§ **TASK GOAL**
What follows is a set of records; restate each one word for word and drop the pictures.

§ **SOURCE MATERIAL**
++++
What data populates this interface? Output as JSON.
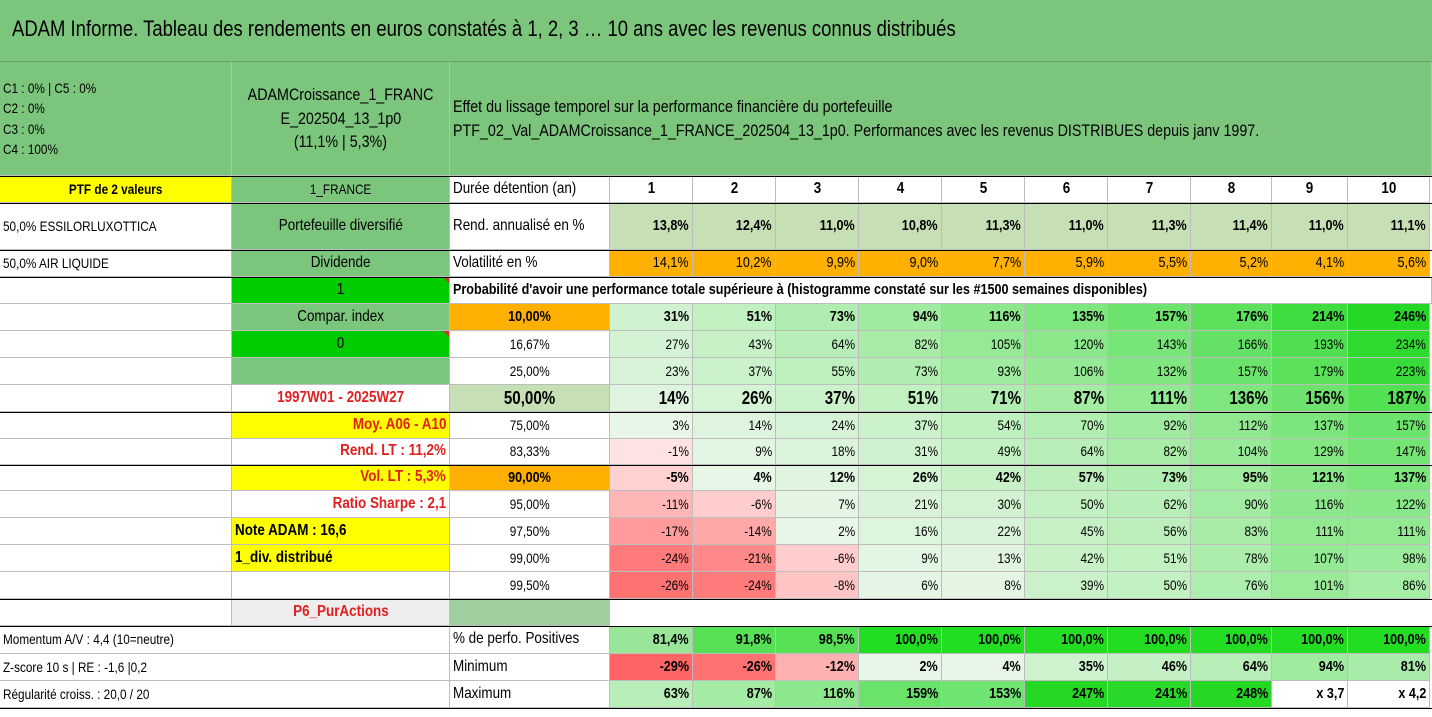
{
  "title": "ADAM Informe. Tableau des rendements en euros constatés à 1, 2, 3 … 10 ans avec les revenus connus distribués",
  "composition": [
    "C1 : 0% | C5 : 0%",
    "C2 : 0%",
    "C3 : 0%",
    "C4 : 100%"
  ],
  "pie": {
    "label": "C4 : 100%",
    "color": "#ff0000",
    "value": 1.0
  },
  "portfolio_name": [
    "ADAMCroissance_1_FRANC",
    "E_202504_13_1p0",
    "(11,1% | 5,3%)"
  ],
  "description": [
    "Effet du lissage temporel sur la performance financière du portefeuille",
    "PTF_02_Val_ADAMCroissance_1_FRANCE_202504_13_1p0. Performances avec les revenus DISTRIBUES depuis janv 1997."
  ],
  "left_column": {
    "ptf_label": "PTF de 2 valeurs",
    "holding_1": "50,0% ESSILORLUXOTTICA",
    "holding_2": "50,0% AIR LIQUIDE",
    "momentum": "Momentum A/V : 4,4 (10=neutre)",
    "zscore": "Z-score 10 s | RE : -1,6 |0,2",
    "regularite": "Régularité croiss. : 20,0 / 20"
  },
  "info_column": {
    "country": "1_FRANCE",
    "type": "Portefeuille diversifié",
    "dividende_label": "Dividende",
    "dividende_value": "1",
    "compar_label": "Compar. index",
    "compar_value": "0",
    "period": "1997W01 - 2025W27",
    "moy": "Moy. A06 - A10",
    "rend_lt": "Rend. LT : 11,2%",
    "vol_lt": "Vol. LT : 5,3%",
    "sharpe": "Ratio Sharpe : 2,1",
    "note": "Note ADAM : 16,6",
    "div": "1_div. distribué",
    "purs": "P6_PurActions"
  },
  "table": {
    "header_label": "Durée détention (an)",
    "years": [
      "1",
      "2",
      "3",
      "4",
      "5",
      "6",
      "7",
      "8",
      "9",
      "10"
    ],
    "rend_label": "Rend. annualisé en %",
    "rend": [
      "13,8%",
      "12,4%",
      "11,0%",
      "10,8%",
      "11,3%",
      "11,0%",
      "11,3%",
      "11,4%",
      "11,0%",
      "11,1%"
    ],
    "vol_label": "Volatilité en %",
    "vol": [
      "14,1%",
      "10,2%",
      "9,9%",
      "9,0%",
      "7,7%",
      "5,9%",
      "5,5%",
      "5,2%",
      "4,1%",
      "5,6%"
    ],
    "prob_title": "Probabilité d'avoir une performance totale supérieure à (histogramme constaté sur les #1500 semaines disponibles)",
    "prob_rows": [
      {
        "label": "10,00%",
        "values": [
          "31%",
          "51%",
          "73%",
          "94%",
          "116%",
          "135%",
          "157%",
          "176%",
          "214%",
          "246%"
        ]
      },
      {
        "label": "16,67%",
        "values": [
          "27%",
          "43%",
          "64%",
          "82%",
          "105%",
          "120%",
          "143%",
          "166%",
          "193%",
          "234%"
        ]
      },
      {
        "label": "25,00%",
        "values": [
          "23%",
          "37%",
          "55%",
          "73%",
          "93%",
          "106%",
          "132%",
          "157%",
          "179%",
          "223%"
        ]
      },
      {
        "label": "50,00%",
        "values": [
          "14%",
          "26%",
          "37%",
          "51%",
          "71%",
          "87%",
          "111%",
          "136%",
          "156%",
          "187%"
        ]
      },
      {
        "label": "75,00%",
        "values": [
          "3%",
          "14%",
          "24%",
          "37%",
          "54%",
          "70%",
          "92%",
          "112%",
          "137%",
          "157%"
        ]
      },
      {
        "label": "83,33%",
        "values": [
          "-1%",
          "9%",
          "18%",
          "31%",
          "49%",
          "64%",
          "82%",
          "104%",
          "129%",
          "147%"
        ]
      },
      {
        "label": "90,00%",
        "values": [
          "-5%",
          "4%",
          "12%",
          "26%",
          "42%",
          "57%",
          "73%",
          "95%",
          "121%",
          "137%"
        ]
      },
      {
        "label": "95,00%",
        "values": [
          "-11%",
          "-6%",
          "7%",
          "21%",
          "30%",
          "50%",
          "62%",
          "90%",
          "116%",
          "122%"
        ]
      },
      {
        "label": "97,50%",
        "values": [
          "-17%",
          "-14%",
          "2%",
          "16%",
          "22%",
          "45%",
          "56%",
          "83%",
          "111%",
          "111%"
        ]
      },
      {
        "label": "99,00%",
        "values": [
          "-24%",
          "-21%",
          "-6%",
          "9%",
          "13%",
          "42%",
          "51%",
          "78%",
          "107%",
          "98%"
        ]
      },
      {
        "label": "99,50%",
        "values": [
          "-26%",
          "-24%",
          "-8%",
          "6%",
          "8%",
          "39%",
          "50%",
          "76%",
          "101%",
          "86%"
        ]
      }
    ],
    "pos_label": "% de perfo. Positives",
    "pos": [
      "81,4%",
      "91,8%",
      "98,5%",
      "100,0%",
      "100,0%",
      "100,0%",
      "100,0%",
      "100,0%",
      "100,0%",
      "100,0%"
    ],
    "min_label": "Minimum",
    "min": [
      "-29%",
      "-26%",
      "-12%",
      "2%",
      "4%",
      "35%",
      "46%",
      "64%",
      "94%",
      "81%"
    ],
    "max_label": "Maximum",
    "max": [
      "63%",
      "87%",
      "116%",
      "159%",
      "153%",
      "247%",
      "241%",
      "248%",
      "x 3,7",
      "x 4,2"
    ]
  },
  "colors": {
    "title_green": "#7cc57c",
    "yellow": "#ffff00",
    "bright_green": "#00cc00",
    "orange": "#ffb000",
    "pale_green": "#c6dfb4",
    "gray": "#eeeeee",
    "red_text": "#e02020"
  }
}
++++
§ **FINISHED EXERCISE**
What data populates this interface? Output as JSON.
{
  "title": "ADAM Informe. Tableau des rendements en euros constatés à 1, 2, 3 … 10 ans avec les revenus connus distribués",
  "composition": [
    "C1 : 0% | C5 : 0%",
    "C2 : 0%",
    "C3 : 0%",
    "C4 : 100%"
  ],
  "pie": {
    "label": "C4 : 100%",
    "color": "#ff0000",
    "value": 1.0
  },
  "portfolio_name": [
    "ADAMCroissance_1_FRANC",
    "E_202504_13_1p0",
    "(11,1% | 5,3%)"
  ],
  "description": [
    "Effet du lissage temporel sur la performance financière du portefeuille",
    "PTF_02_Val_ADAMCroissance_1_FRANCE_202504_13_1p0. Performances avec les revenus DISTRIBUES depuis janv 1997."
  ],
  "left_column": {
    "ptf_label": "PTF de 2 valeurs",
    "holding_1": "50,0% ESSILORLUXOTTICA",
    "holding_2": "50,0% AIR LIQUIDE",
    "momentum": "Momentum A/V : 4,4 (10=neutre)",
    "zscore": "Z-score 10 s | RE : -1,6 |0,2",
    "regularite": "Régularité croiss. : 20,0 / 20"
  },
  "info_column": {
    "country": "1_FRANCE",
    "type": "Portefeuille diversifié",
    "dividende_label": "Dividende",
    "dividende_value": "1",
    "compar_label": "Compar. index",
    "compar_value": "0",
    "period": "1997W01 - 2025W27",
    "moy": "Moy. A06 - A10",
    "rend_lt": "Rend. LT : 11,2%",
    "vol_lt": "Vol. LT : 5,3%",
    "sharpe": "Ratio Sharpe : 2,1",
    "note": "Note ADAM : 16,6",
    "div": "1_div. distribué",
    "purs": "P6_PurActions"
  },
  "table": {
    "header_label": "Durée détention (an)",
    "years": [
      "1",
      "2",
      "3",
      "4",
      "5",
      "6",
      "7",
      "8",
      "9",
      "10"
    ],
    "rend_label": "Rend. annualisé en %",
    "rend": [
      "13,8%",
      "12,4%",
      "11,0%",
      "10,8%",
      "11,3%",
      "11,0%",
      "11,3%",
      "11,4%",
      "11,0%",
      "11,1%"
    ],
    "vol_label": "Volatilité en %",
    "vol": [
      "14,1%",
      "10,2%",
      "9,9%",
      "9,0%",
      "7,7%",
      "5,9%",
      "5,5%",
      "5,2%",
      "4,1%",
      "5,6%"
    ],
    "prob_title": "Probabilité d'avoir une performance totale supérieure à (histogramme constaté sur les #1500 semaines disponibles)",
    "prob_rows": [
      {
        "label": "10,00%",
        "values": [
          "31%",
          "51%",
          "73%",
          "94%",
          "116%",
          "135%",
          "157%",
          "176%",
          "214%",
          "246%"
        ]
      },
      {
        "label": "16,67%",
        "values": [
          "27%",
          "43%",
          "64%",
          "82%",
          "105%",
          "120%",
          "143%",
          "166%",
          "193%",
          "234%"
        ]
      },
      {
        "label": "25,00%",
        "values": [
          "23%",
          "37%",
          "55%",
          "73%",
          "93%",
          "106%",
          "132%",
          "157%",
          "179%",
          "223%"
        ]
      },
      {
        "label": "50,00%",
        "values": [
          "14%",
          "26%",
          "37%",
          "51%",
          "71%",
          "87%",
          "111%",
          "136%",
          "156%",
          "187%"
        ]
      },
      {
        "label": "75,00%",
        "values": [
          "3%",
          "14%",
          "24%",
          "37%",
          "54%",
          "70%",
          "92%",
          "112%",
          "137%",
          "157%"
        ]
      },
      {
        "label": "83,33%",
        "values": [
          "-1%",
          "9%",
          "18%",
          "31%",
          "49%",
          "64%",
          "82%",
          "104%",
          "129%",
          "147%"
        ]
      },
      {
        "label": "90,00%",
        "values": [
          "-5%",
          "4%",
          "12%",
          "26%",
          "42%",
          "57%",
          "73%",
          "95%",
          "121%",
          "137%"
        ]
      },
      {
        "label": "95,00%",
        "values": [
          "-11%",
          "-6%",
          "7%",
          "21%",
          "30%",
          "50%",
          "62%",
          "90%",
          "116%",
          "122%"
        ]
      },
      {
        "label": "97,50%",
        "values": [
          "-17%",
          "-14%",
          "2%",
          "16%",
          "22%",
          "45%",
          "56%",
          "83%",
          "111%",
          "111%"
        ]
      },
      {
        "label": "99,00%",
        "values": [
          "-24%",
          "-21%",
          "-6%",
          "9%",
          "13%",
          "42%",
          "51%",
          "78%",
          "107%",
          "98%"
        ]
      },
      {
        "label": "99,50%",
        "values": [
          "-26%",
          "-24%",
          "-8%",
          "6%",
          "8%",
          "39%",
          "50%",
          "76%",
          "101%",
          "86%"
        ]
      }
    ],
    "pos_label": "% de perfo. Positives",
    "pos": [
      "81,4%",
      "91,8%",
      "98,5%",
      "100,0%",
      "100,0%",
      "100,0%",
      "100,0%",
      "100,0%",
      "100,0%",
      "100,0%"
    ],
    "min_label": "Minimum",
    "min": [
      "-29%",
      "-26%",
      "-12%",
      "2%",
      "4%",
      "35%",
      "46%",
      "64%",
      "94%",
      "81%"
    ],
    "max_label": "Maximum",
    "max": [
      "63%",
      "87%",
      "116%",
      "159%",
      "153%",
      "247%",
      "241%",
      "248%",
      "x 3,7",
      "x 4,2"
    ]
  },
  "colors": {
    "title_green": "#7cc57c",
    "yellow": "#ffff00",
    "bright_green": "#00cc00",
    "orange": "#ffb000",
    "pale_green": "#c6dfb4",
    "gray": "#eeeeee",
    "red_text": "#e02020"
  }
}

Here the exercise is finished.